## Your objective
Go through the data below. List every line that holds the word "监测胎心率".
☆ ☆ ☆
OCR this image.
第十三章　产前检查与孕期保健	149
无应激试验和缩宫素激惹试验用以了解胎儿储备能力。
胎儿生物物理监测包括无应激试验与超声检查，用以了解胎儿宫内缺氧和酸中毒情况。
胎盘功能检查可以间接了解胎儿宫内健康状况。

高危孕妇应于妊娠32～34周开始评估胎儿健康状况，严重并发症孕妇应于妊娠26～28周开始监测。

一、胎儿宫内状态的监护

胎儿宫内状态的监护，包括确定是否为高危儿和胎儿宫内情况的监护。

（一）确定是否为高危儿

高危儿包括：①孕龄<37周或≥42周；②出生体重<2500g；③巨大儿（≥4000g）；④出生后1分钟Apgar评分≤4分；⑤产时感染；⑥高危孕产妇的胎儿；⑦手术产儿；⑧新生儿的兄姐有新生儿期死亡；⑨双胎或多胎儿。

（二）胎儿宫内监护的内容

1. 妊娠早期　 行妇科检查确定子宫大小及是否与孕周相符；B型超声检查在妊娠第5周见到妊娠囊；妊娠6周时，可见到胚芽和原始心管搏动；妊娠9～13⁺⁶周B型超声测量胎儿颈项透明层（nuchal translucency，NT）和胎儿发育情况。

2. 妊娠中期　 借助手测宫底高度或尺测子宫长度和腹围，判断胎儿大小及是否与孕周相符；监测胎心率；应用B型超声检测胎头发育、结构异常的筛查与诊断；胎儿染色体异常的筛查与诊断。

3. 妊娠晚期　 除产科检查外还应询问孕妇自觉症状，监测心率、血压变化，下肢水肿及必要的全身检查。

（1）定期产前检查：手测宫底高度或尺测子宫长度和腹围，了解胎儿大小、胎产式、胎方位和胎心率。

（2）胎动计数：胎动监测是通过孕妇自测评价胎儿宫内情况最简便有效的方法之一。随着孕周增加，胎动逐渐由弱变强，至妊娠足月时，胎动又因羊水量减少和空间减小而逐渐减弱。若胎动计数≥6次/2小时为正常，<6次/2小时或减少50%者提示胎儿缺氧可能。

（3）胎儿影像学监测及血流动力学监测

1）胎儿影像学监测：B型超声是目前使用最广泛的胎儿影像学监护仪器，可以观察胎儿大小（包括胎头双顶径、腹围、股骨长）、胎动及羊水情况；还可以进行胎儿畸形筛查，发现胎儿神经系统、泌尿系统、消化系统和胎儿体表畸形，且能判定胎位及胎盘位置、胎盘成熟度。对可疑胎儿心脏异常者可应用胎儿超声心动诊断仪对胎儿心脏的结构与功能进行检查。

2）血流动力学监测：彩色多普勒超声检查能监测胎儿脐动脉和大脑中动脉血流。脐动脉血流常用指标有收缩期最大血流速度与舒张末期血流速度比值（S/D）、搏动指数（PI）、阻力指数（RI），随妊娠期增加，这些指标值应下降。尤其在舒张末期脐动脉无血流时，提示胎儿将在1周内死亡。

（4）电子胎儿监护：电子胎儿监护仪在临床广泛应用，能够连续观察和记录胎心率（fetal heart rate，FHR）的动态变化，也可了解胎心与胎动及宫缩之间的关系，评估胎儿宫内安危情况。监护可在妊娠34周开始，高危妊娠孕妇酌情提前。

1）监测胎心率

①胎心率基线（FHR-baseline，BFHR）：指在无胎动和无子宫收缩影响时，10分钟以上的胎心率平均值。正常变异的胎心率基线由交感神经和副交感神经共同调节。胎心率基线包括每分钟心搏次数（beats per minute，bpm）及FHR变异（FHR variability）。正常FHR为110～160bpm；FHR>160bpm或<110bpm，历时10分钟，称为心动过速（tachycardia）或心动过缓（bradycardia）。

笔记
☆ ☆ ☆
## Response to the exercise
2. 妊娠中期　 借助手测宫底高度或尺测子宫长度和腹围，判断胎儿大小及是否与孕周相符；监测胎心率；应用B型超声检测胎头发育、结构异常的筛查与诊断；胎儿染色体异常的筛查与诊断。
1）监测胎心率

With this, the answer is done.